▸ **Aim of the task**: Examine each line of the data. Copy those that contain the string "accel".
+++ Data to use
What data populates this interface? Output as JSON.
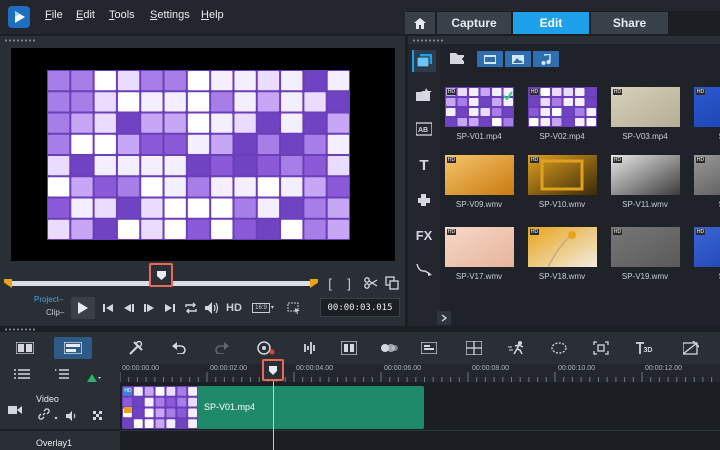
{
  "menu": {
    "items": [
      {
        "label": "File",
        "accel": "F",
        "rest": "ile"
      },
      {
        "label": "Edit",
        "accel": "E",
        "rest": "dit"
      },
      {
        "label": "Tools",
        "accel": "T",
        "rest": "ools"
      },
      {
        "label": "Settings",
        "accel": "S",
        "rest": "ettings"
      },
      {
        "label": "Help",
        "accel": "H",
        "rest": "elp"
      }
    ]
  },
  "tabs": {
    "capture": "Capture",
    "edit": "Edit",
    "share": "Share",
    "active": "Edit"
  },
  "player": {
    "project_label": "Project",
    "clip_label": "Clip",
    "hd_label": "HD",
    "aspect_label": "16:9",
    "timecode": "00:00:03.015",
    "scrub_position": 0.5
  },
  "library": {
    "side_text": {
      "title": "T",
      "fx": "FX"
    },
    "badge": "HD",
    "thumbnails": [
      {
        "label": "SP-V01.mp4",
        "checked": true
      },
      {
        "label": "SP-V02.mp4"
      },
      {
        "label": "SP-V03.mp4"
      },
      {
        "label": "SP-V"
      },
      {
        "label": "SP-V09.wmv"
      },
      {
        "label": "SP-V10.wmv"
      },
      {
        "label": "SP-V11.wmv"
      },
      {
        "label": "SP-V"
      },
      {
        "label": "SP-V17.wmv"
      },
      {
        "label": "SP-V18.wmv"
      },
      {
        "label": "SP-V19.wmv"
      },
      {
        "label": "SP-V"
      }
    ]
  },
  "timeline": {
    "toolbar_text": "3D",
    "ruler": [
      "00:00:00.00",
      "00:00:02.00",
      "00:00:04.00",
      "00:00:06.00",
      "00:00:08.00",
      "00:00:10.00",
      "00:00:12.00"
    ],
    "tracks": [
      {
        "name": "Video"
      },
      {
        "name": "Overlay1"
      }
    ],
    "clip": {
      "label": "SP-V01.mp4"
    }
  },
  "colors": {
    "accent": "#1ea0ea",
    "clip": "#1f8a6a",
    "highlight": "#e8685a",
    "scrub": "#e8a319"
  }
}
++++++
▸ **Solved exercise**:
        "accel": "F",
        "accel": "E",
        "accel": "T",
        "accel": "S",
        "accel": "H",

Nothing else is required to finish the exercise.